┏━━
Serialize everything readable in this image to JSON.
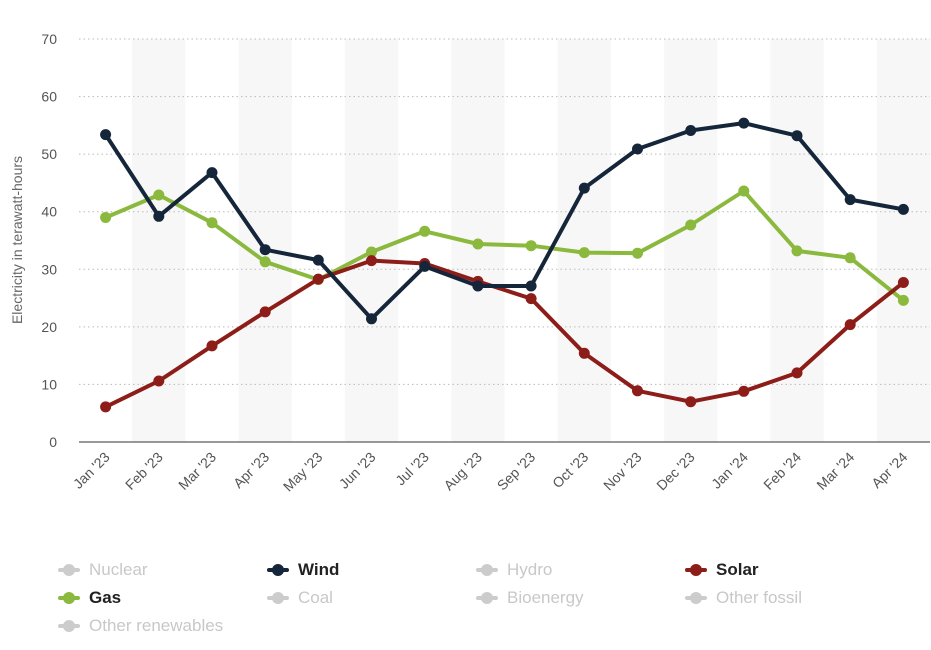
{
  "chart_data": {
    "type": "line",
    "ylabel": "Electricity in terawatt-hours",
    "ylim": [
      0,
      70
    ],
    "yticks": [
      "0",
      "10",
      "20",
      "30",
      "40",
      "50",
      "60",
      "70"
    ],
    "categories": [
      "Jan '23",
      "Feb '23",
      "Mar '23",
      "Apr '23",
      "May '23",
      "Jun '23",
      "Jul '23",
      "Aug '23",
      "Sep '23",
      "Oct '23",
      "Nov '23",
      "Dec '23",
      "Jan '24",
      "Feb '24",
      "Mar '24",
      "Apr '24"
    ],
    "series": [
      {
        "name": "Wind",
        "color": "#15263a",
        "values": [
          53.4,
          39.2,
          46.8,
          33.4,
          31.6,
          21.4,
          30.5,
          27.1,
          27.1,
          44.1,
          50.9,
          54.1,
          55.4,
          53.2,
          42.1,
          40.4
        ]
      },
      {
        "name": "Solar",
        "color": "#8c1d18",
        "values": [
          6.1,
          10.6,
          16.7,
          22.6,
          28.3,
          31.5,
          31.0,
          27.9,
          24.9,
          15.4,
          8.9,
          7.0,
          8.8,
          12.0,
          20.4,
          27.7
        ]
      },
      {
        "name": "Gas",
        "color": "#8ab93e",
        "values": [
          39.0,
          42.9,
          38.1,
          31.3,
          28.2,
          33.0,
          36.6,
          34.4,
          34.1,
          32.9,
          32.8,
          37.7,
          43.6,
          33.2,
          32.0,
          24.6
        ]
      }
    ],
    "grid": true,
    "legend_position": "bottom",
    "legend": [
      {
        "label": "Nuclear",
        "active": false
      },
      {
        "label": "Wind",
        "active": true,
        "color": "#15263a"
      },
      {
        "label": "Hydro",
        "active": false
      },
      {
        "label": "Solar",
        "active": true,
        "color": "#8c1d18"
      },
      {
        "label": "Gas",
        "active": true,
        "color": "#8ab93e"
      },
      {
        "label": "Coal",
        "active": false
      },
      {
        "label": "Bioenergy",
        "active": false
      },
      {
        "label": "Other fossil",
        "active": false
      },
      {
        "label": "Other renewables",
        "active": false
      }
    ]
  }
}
┗━━
┏━━
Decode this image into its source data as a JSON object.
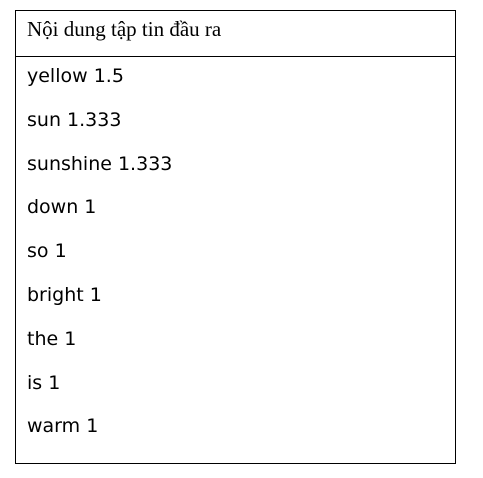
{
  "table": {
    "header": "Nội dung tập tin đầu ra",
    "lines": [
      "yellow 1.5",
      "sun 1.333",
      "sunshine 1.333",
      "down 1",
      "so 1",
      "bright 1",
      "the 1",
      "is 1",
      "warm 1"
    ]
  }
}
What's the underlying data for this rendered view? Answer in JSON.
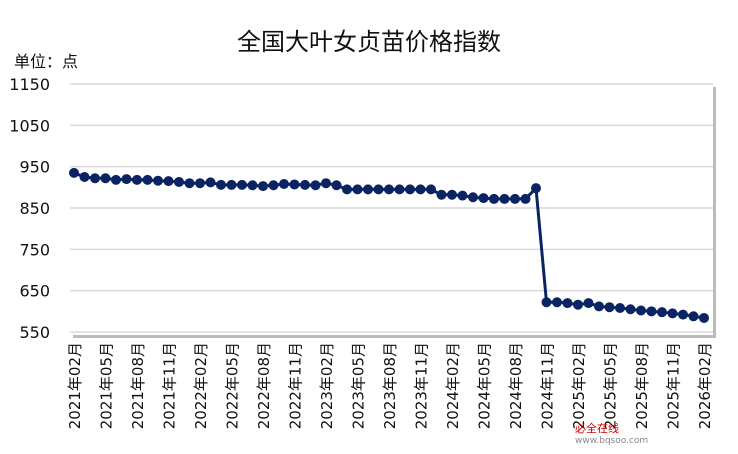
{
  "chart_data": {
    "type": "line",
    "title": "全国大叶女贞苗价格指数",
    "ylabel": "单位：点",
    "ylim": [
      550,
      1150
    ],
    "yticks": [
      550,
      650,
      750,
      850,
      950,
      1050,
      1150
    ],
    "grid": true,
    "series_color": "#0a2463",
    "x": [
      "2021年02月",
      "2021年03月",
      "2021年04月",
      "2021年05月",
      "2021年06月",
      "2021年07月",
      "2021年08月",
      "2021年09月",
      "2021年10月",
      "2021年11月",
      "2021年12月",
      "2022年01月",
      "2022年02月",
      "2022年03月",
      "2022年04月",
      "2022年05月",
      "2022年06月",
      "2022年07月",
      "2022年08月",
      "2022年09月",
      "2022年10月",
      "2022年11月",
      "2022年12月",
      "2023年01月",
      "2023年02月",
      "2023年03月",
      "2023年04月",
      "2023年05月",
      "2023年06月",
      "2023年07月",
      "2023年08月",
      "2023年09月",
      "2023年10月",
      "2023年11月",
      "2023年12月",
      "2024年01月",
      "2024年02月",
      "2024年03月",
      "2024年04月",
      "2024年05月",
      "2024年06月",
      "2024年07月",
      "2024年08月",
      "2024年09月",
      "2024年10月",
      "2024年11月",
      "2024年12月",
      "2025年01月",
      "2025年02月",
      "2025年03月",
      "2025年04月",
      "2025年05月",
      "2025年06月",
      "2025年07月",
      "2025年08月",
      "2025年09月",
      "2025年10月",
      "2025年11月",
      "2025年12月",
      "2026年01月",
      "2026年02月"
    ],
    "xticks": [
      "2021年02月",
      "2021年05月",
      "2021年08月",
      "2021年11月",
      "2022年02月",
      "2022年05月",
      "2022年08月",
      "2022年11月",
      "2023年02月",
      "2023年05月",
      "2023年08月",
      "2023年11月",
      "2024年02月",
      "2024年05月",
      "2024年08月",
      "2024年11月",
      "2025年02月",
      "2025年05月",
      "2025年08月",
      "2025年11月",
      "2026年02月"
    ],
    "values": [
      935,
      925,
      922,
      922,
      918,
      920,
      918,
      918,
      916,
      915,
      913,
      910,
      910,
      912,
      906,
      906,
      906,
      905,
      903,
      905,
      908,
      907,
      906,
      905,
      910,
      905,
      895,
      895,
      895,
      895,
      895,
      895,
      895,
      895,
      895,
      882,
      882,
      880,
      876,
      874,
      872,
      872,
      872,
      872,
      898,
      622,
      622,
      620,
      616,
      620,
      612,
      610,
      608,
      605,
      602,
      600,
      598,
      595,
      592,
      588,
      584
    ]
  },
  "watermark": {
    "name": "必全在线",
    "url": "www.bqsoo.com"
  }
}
┗━━
Look through the material above. Copy each line where the word "Other" appears.

**RESULT OF THE TASK:**
        "label": "Other fossil",
        "label": "Other renewables",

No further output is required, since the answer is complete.